── Supplied entries ──
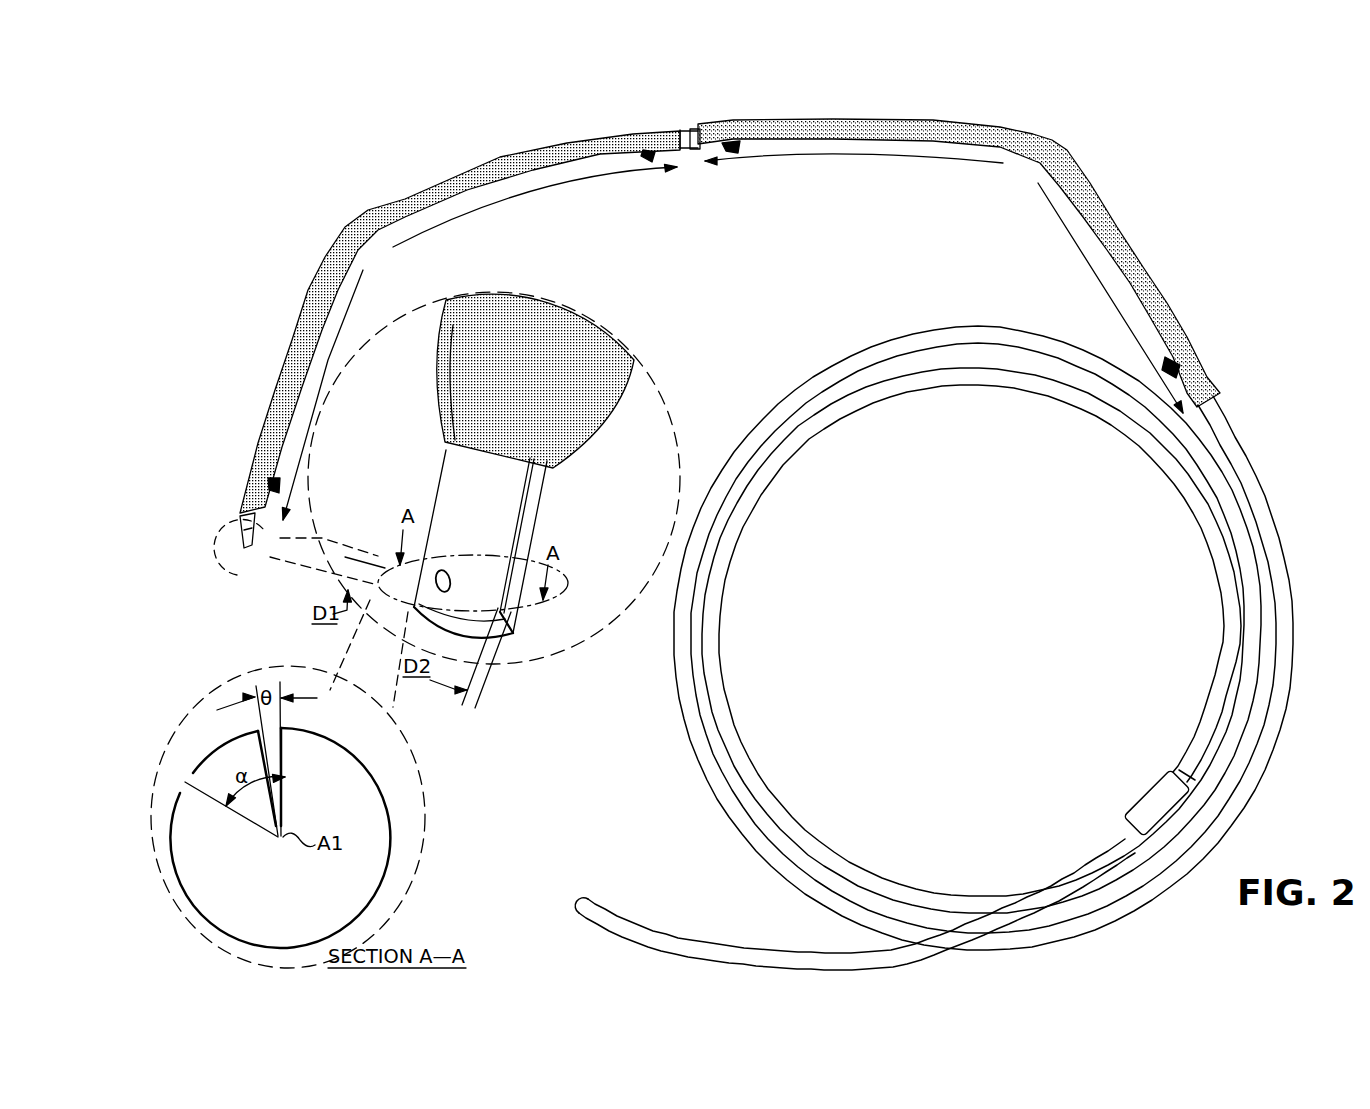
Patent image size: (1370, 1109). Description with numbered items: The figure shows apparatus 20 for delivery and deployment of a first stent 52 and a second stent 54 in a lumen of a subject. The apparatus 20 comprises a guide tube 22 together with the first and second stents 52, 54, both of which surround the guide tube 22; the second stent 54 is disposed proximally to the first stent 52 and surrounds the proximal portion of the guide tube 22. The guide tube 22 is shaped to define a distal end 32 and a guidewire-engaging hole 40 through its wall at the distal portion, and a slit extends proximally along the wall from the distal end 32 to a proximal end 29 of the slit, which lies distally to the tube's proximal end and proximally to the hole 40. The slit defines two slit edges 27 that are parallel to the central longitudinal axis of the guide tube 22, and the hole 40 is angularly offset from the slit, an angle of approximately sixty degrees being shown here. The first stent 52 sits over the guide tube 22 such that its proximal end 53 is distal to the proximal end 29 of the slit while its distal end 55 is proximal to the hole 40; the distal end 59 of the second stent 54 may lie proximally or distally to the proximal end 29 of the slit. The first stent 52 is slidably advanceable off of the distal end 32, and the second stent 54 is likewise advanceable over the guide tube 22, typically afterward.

The apparatus 20 is at (270, 236).
The guide tube 22 is at (692, 130).
The slit edges 27 is at (522, 522).
The proximal end of slit 29 is at (691, 150).
The distal end of guide tube 32 is at (513, 637).
The hole 40 is at (453, 573).
The first stent 52 is at (367, 210).
The proximal end of first stent 53 is at (665, 132).
The second stent 54 is at (1030, 131).
The distal end of first stent 55 is at (238, 518).
The distal end of second stent 59 is at (705, 128).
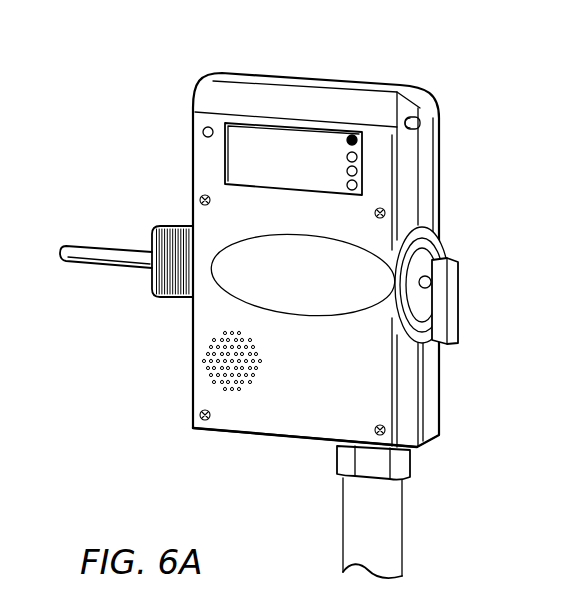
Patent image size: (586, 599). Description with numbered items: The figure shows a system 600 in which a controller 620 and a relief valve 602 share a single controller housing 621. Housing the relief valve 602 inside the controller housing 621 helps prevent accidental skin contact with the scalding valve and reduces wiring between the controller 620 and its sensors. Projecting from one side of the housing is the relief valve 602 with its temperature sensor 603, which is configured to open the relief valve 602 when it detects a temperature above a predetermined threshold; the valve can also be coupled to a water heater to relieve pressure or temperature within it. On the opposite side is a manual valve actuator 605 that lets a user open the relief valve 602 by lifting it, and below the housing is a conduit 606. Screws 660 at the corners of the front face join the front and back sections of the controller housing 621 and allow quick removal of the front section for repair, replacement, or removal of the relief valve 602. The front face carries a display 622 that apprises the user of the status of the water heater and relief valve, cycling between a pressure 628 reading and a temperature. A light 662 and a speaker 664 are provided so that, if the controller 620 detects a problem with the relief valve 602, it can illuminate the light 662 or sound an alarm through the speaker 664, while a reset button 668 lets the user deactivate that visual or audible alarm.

The system 600 is at (148, 49).
The relief valve 602 is at (163, 298).
The temperature sensor 603 is at (97, 262).
The manual valve actuator 605 is at (457, 318).
The conduit 606 is at (390, 550).
The controller 620 is at (455, 420).
The controller housing 621 is at (440, 376).
The display 622 is at (237, 148).
The pressure 628 is at (297, 140).
The screws 660 is at (200, 200).
The light 662 is at (203, 130).
The speaker 664 is at (227, 366).
The reset button 668 is at (423, 124).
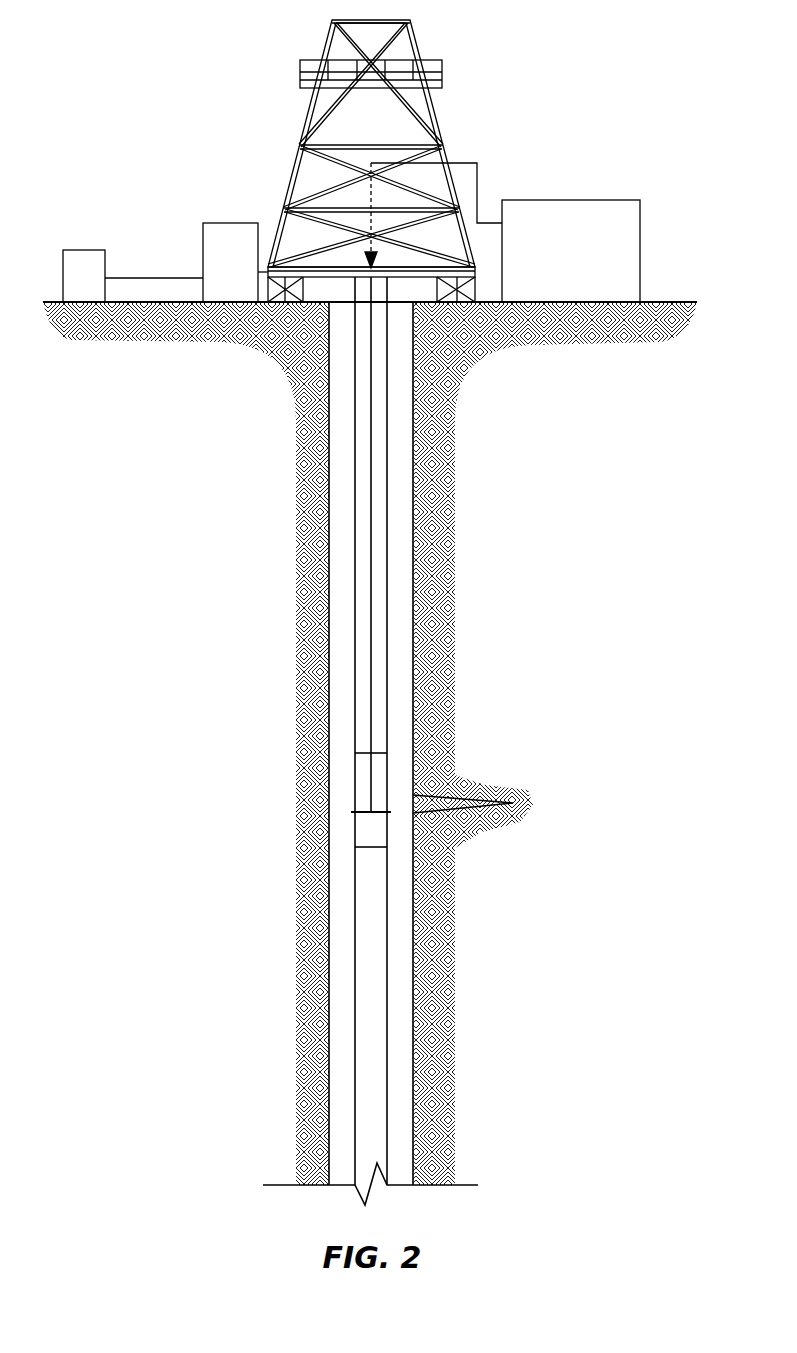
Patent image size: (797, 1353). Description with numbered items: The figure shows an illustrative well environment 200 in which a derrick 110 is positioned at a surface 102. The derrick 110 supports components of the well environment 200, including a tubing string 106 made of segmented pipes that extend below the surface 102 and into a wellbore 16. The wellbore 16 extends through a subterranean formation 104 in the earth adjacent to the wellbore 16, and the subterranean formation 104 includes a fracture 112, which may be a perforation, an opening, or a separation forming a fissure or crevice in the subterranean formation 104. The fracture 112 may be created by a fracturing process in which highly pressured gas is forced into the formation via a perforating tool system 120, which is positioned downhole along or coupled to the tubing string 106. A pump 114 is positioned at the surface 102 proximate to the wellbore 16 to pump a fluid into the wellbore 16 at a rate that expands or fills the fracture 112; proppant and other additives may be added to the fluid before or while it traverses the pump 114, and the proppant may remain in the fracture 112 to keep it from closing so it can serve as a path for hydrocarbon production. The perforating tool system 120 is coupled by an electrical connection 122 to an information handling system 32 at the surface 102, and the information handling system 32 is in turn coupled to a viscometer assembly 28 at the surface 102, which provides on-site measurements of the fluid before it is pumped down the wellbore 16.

The well environment 200 is at (136, 56).
The derrick 110 is at (303, 125).
The pump 114 is at (603, 200).
The surface 102 is at (668, 302).
The information handling system 32 is at (203, 262).
The viscometer assembly 28 is at (97, 292).
The subterranean formation 104 is at (437, 393).
The wellbore 16 is at (413, 740).
The electrical connection 122 is at (371, 403).
The tubing string 106 is at (353, 490).
The fracture 112 is at (505, 803).
The perforating tool system 120 is at (370, 838).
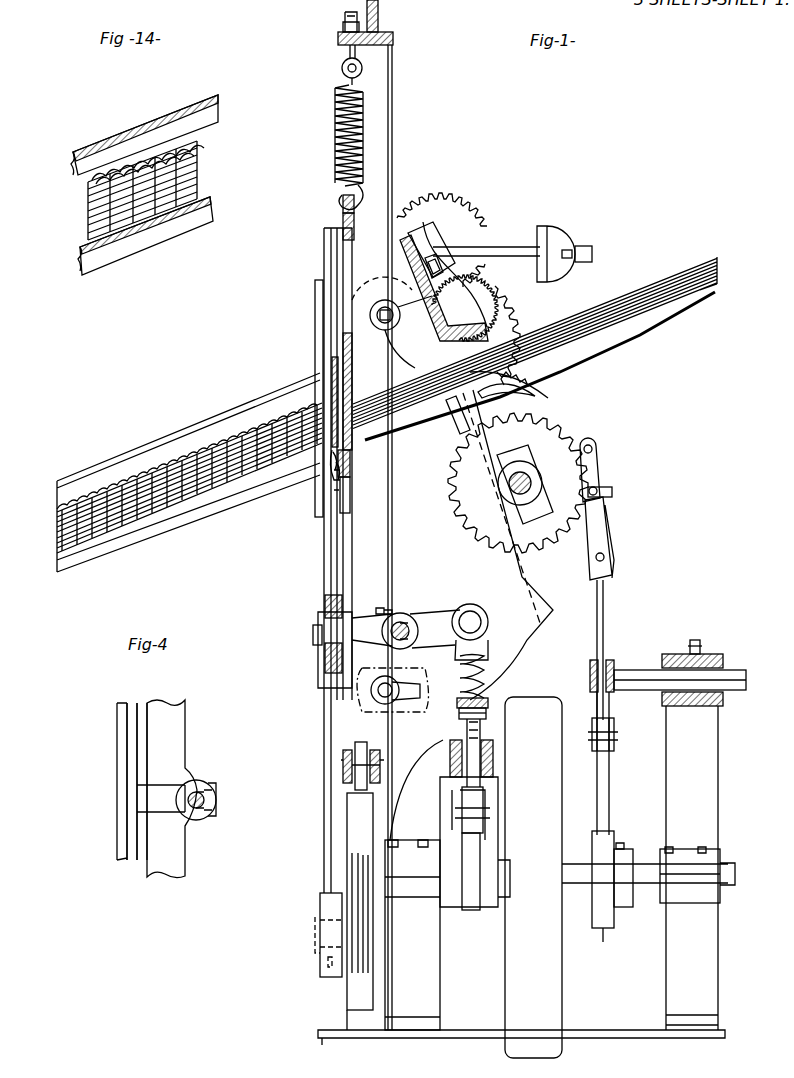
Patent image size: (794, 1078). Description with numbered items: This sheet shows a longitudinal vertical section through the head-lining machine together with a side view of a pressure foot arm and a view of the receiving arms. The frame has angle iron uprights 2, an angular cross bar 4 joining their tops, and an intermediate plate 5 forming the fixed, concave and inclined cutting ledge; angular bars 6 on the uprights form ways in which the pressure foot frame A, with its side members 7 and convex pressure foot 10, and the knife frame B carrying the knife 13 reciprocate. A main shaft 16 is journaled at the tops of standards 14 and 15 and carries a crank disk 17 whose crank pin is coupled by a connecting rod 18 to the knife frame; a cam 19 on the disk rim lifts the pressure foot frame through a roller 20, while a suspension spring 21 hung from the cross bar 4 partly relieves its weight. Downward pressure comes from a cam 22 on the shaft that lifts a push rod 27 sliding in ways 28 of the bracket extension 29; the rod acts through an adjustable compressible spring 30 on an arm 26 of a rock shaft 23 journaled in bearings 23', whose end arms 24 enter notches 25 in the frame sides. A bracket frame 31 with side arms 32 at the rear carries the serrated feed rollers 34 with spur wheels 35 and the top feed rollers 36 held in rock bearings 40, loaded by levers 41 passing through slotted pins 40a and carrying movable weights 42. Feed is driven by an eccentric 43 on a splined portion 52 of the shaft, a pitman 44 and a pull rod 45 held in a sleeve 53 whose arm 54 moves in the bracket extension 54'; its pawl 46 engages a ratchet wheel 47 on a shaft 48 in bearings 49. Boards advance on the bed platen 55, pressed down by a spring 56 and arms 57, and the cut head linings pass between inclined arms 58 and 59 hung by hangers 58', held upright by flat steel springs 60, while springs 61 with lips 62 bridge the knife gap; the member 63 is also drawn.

In FIG. 4, the angle iron uprights 2 is at (170, 753).
In FIG. 1, the angle iron uprights 2 is at (394, 78).
In FIG. 1, the angular cross bar 4 is at (378, 25).
In FIG. 1, the intermediate plate 5 is at (372, 456).
In FIG. 4, the angular bars 6 is at (117, 741).
In FIG. 1, the angular bars 6 is at (323, 253).
In FIG. 1, the side members 7 is at (313, 1038).
In FIG. 1, the pressure foot 10 is at (353, 372).
In FIG. 1, the knife 13 is at (334, 372).
In FIG. 1, the standard 14 is at (425, 893).
In FIG. 1, the standard 15 is at (698, 897).
In FIG. 1, the main shaft 16 is at (740, 882).
In FIG. 1, the crank disk 17 is at (357, 831).
In FIG. 1, the connecting rod 18 is at (331, 783).
In FIG. 1, the cam 19 is at (357, 973).
In FIG. 1, the roller 20 is at (367, 742).
In FIG. 1, the suspension spring 21 is at (338, 122).
In FIG. 1, the cam 22 is at (472, 910).
In FIG. 4, the rock shaft 23 is at (206, 782).
In FIG. 1, the rock shaft 23 is at (407, 606).
In FIG. 4, the bearings 23' is at (233, 792).
In FIG. 1, the bearings 23' is at (420, 595).
In FIG. 4, the arms 24 is at (162, 800).
In FIG. 1, the arms 24 is at (390, 636).
In FIG. 1, the notch 25 is at (357, 620).
In FIG. 1, the arm 26 is at (449, 632).
In FIG. 1, the push rod 27 is at (482, 740).
In FIG. 1, the ways 28 is at (450, 760).
In FIG. 1, the bracket extension 29 is at (450, 823).
In FIG. 1, the adjustable compressible spring 30 is at (490, 678).
In FIG. 1, the bracket frame 31 is at (542, 405).
In FIG. 1, the side arms 32 is at (452, 488).
In FIG. 1, the serrated feed roller 34 is at (532, 389).
In FIG. 1, the spur wheel 35 is at (507, 298).
In FIG. 1, the top feed roller 36 is at (465, 308).
In FIG. 1, the rock bearing 40 is at (438, 234).
In FIG. 1, the slotted pin 40a is at (428, 220).
In FIG. 1, the lever 41 is at (592, 257).
In FIG. 1, the movable weight 42 is at (557, 234).
In FIG. 1, the eccentric 43 is at (607, 928).
In FIG. 1, the pitman 44 is at (605, 789).
In FIG. 1, the pull rod 45 is at (613, 616).
In FIG. 1, the pawl 46 is at (600, 476).
In FIG. 1, the ratchet wheel 47 is at (557, 441).
In FIG. 1, the shaft 48 is at (533, 482).
In FIG. 1, the bearings 49 is at (516, 446).
In FIG. 1, the splined portion 52 is at (650, 884).
In FIG. 1, the sleeve 53 is at (590, 676).
In FIG. 1, the arm 54 is at (696, 680).
In FIG. 1, the bracket extension 54' is at (709, 835).
In FIG. 1, the bed platen 55 is at (693, 307).
In FIG. 1, the spring 56 is at (517, 334).
In FIG. 1, the arms 57 is at (452, 408).
In FIG. 14, the inclined arm 58 is at (145, 208).
In FIG. 1, the inclined arm 58 is at (190, 478).
In FIG. 1, the hangers 58' is at (295, 398).
In FIG. 14, the inclined arm 59 is at (203, 100).
In FIG. 1, the inclined arm 59 is at (146, 468).
In FIG. 14, the flat steel springs 60 is at (213, 132).
In FIG. 1, the flat steel springs 60 is at (50, 524).
In FIG. 1, the springs 61 is at (333, 472).
In FIG. 1, the lip 62 is at (330, 458).
In FIG. 1, the flywheel 63 is at (533, 877).
In FIG. 4, the pressure foot frame A is at (144, 703).
In FIG. 1, the pressure foot frame A is at (325, 233).
In FIG. 4, the knife frame B is at (128, 703).
In FIG. 1, the knife frame B is at (337, 227).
───
• _Given problem_: Recast the entries as a Markdown table with the columns "Row" and "Line," starting at the beginning of the entries and going on through the line containing "The proximal end of slit 29 is at (691, 150).". Skip blank lines and leave the pictures out.

• _Result for this task_:
| Row | Line |
|---|---|
| 1 | Patent image size: (1370, 1109). Description with numbered items: The figure shows apparatus 20 for delivery and deployment of a first stent 52 and a second stent 54 in a lumen of a subject. The apparatus 20 comprises a guide tube 22 together with the first and second stents 52, 54, both of which surround the guide tube 22; the second stent 54 is disposed proximally to the first stent 52 and surrounds the proximal portion of the guide tube 22. The guide tube 22 is shaped to define a distal end 32 and a guidewire-engaging hole 40 through its wall at the distal portion, and a slit extends proximally along the wall from the distal end 32 to a proximal end 29 of the slit, which lies distally to the tube's proximal end and proximally to the hole 40. The slit defines two slit edges 27 that are parallel to the central longitudinal axis of the guide tube 22, and the hole 40 is angularly offset from the slit, an angle of approximately sixty degrees being shown here. The first stent 52 sits over the guide tube 22 such that its proximal end 53 is distal to the proximal end 29 of the slit while its distal end 55 is proximal to the hole 40; the distal end 59 of the second stent 54 may lie proximally or distally to the proximal end 29 of the slit. The first stent 52 is slidably advanceable off of the distal end 32, and the second stent 54 is likewise advanceable over the guide tube 22, typically afterward. |
| 2 | The apparatus 20 is at (270, 236). |
| 3 | The guide tube 22 is at (692, 130). |
| 4 | The slit edges 27 is at (522, 522). |
| 5 | The proximal end of slit 29 is at (691, 150). |